» Requirements
Transcribe all of the records precisely as they are presented.

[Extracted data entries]
-*-*-
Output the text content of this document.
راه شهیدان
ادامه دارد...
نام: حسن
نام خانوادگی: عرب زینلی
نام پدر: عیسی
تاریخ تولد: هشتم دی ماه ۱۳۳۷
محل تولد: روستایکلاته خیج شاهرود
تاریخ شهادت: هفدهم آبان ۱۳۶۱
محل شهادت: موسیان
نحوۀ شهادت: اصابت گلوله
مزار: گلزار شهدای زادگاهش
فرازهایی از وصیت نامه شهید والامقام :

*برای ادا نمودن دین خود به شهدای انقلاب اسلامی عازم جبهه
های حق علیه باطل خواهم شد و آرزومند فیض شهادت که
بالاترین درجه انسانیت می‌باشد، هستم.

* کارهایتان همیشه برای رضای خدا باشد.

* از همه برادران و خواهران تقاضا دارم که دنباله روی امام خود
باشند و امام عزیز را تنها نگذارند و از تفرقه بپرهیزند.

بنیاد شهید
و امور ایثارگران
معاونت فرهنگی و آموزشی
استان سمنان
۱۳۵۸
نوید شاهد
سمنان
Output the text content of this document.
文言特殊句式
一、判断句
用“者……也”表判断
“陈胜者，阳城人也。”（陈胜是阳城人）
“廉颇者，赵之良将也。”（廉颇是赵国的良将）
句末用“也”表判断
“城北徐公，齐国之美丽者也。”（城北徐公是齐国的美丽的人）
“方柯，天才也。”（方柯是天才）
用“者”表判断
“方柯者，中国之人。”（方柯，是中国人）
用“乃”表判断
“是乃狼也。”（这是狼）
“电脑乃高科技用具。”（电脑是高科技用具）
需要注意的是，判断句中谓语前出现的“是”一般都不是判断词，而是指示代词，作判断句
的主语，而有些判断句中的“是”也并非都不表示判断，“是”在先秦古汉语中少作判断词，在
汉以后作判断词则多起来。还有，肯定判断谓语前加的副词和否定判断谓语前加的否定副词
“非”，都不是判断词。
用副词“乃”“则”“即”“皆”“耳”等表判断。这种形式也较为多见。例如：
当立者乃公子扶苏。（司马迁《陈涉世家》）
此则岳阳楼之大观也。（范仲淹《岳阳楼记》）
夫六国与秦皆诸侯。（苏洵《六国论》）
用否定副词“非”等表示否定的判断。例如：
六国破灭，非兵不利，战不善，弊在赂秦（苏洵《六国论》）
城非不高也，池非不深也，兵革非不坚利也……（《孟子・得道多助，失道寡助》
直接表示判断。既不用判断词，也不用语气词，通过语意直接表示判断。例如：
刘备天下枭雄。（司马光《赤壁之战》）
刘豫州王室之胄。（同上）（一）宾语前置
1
-*-*-
» Answer in full
Output the text content of this document.
راه شهیدان
ادامه دارد...
نام: حسن
نام خانوادگی: عرب زینلی
نام پدر: عیسی
تاریخ تولد: هشتم دی ماه ۱۳۳۷
محل تولد: روستایکلاته خیج شاهرود
تاریخ شهادت: هفدهم آبان ۱۳۶۱
محل شهادت: موسیان
نحوۀ شهادت: اصابت گلوله
مزار: گلزار شهدای زادگاهش
فرازهایی از وصیت نامه شهید والامقام :

*برای ادا نمودن دین خود به شهدای انقلاب اسلامی عازم جبهه
های حق علیه باطل خواهم شد و آرزومند فیض شهادت که
بالاترین درجه انسانیت می‌باشد، هستم.

* کارهایتان همیشه برای رضای خدا باشد.

* از همه برادران و خواهران تقاضا دارم که دنباله روی امام خود
باشند و امام عزیز را تنها نگذارند و از تفرقه بپرهیزند.

بنیاد شهید
و امور ایثارگران
معاونت فرهنگی و آموزشی
استان سمنان
۱۳۵۸
نوید شاهد
سمنان
Output the text content of this document.
文言特殊句式
一、判断句
用“者……也”表判断
“陈胜者，阳城人也。”（陈胜是阳城人）
“廉颇者，赵之良将也。”（廉颇是赵国的良将）
句末用“也”表判断
“城北徐公，齐国之美丽者也。”（城北徐公是齐国的美丽的人）
“方柯，天才也。”（方柯是天才）
用“者”表判断
“方柯者，中国之人。”（方柯，是中国人）
用“乃”表判断
“是乃狼也。”（这是狼）
“电脑乃高科技用具。”（电脑是高科技用具）
需要注意的是，判断句中谓语前出现的“是”一般都不是判断词，而是指示代词，作判断句
的主语，而有些判断句中的“是”也并非都不表示判断，“是”在先秦古汉语中少作判断词，在
汉以后作判断词则多起来。还有，肯定判断谓语前加的副词和否定判断谓语前加的否定副词
“非”，都不是判断词。
用副词“乃”“则”“即”“皆”“耳”等表判断。这种形式也较为多见。例如：
当立者乃公子扶苏。（司马迁《陈涉世家》）
此则岳阳楼之大观也。（范仲淹《岳阳楼记》）
夫六国与秦皆诸侯。（苏洵《六国论》）
用否定副词“非”等表示否定的判断。例如：
六国破灭，非兵不利，战不善，弊在赂秦（苏洵《六国论》）
城非不高也，池非不深也，兵革非不坚利也……（《孟子・得道多助，失道寡助》
直接表示判断。既不用判断词，也不用语气词，通过语意直接表示判断。例如：
刘备天下枭雄。（司马光《赤壁之战》）
刘豫州王室之胄。（同上）（一）宾语前置
1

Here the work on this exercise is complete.